- _REQUIRED TASK_
Gather all lines with "กงาน" from the records.

- _MATERIAL SHOWN_
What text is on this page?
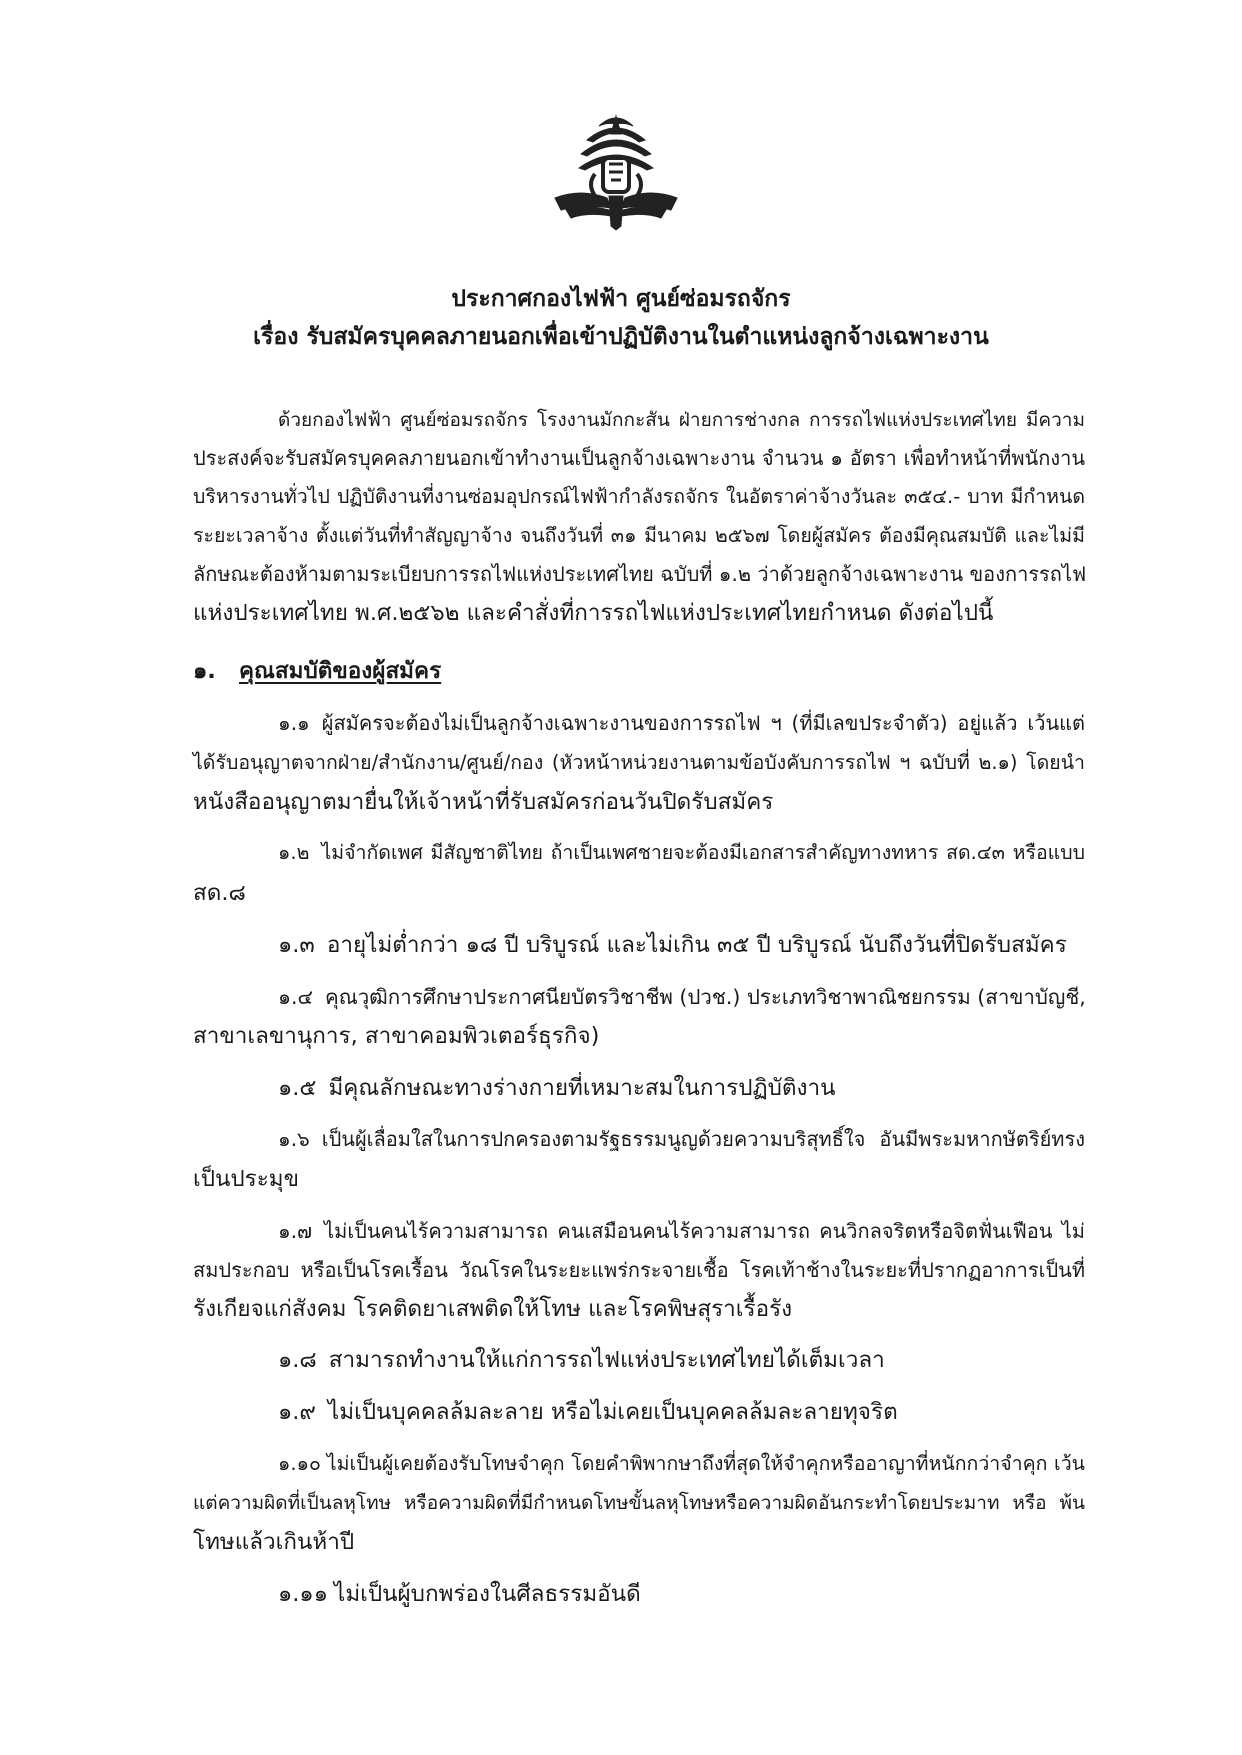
ประกาศกองไฟฟ้า ศูนย์ซ่อมรถจักร
เรื่อง รับสมัครบุคคลภายนอกเพื่อเข้าปฏิบัติงานในตำแหน่งลูกจ้างเฉพาะงาน
ด้วยกองไฟฟ้า ศูนย์ซ่อมรถจักร โรงงานมักกะสัน ฝ่ายการช่างกล การรถไฟแห่งประเทศไทย มีความ
ประสงค์จะรับสมัครบุคคลภายนอกเข้าทำงานเป็นลูกจ้างเฉพาะงาน จำนวน ๑ อัตรา เพื่อทำหน้าที่พนักงาน
บริหารงานทั่วไป ปฏิบัติงานที่งานซ่อมอุปกรณ์ไฟฟ้ากำลังรถจักร ในอัตราค่าจ้างวันละ ๓๕๔.- บาท มีกำหนด
ระยะเวลาจ้าง ตั้งแต่วันที่ทำสัญญาจ้าง จนถึงวันที่ ๓๑ มีนาคม ๒๕๖๗ โดยผู้สมัคร ต้องมีคุณสมบัติ และไม่มี
ลักษณะต้องห้ามตามระเบียบการรถไฟแห่งประเทศไทย ฉบับที่ ๑.๒ ว่าด้วยลูกจ้างเฉพาะงาน ของการรถไฟ
แห่งประเทศไทย พ.ศ.๒๕๖๒ และคำสั่งที่การรถไฟแห่งประเทศไทยกำหนด ดังต่อไปนี้
๑. คุณสมบัติของผู้สมัคร
๑.๑ ผู้สมัครจะต้องไม่เป็นลูกจ้างเฉพาะงานของการรถไฟ ฯ (ที่มีเลขประจำตัว) อยู่แล้ว เว้นแต่
ได้รับอนุญาตจากฝ่าย/สำนักงาน/ศูนย์/กอง (หัวหน้าหน่วยงานตามข้อบังคับการรถไฟ ฯ ฉบับที่ ๒.๑) โดยนำ
หนังสืออนุญาตมายื่นให้เจ้าหน้าที่รับสมัครก่อนวันปิดรับสมัคร
๑.๒ ไม่จำกัดเพศ มีสัญชาติไทย ถ้าเป็นเพศชายจะต้องมีเอกสารสำคัญทางทหาร สด.๔๓ หรือแบบ
สด.๘
๑.๓ อายุไม่ต่ำกว่า ๑๘ ปี บริบูรณ์ และไม่เกิน ๓๕ ปี บริบูรณ์ นับถึงวันที่ปิดรับสมัคร
๑.๔ คุณวุฒิการศึกษาประกาศนียบัตรวิชาชีพ (ปวช.) ประเภทวิชาพาณิชยกรรม (สาขาบัญชี,
สาขาเลขานุการ, สาขาคอมพิวเตอร์ธุรกิจ)
๑.๕ มีคุณลักษณะทางร่างกายที่เหมาะสมในการปฏิบัติงาน
๑.๖ เป็นผู้เลื่อมใสในการปกครองตามรัฐธรรมนูญด้วยความบริสุทธิ์ใจ อันมีพระมหากษัตริย์ทรง
เป็นประมุข
๑.๗ ไม่เป็นคนไร้ความสามารถ คนเสมือนคนไร้ความสามารถ คนวิกลจริตหรือจิตฟั่นเฟือน ไม่
สมประกอบ หรือเป็นโรคเรื้อน วัณโรคในระยะแพร่กระจายเชื้อ โรคเท้าช้างในระยะที่ปรากฏอาการเป็นที่
รังเกียจแก่สังคม โรคติดยาเสพติดให้โทษ และโรคพิษสุราเรื้อรัง
๑.๘ สามารถทำงานให้แก่การรถไฟแห่งประเทศไทยได้เต็มเวลา
๑.๙ ไม่เป็นบุคคลล้มละลาย หรือไม่เคยเป็นบุคคลล้มละลายทุจริต
๑.๑๐ ไม่เป็นผู้เคยต้องรับโทษจำคุก โดยคำพิพากษาถึงที่สุดให้จำคุกหรืออาญาที่หนักกว่าจำคุก เว้น
แต่ความผิดที่เป็นลหุโทษ หรือความผิดที่มีกำหนดโทษขั้นลหุโทษหรือความผิดอันกระทำโดยประมาท หรือ พ้น
โทษแล้วเกินห้าปี
๑.๑๑ ไม่เป็นผู้บกพร่องในศีลธรรมอันดี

- _CORRECT RESULT_
ประสงค์จะรับสมัครบุคคลภายนอกเข้าทำงานเป็นลูกจ้างเฉพาะงาน จำนวน ๑ อัตรา เพื่อทำหน้าที่พนักงาน
ได้รับอนุญาตจากฝ่าย/สำนักงาน/ศูนย์/กอง (หัวหน้าหน่วยงานตามข้อบังคับการรถไฟ ฯ ฉบับที่ ๒.๑) โดยนำ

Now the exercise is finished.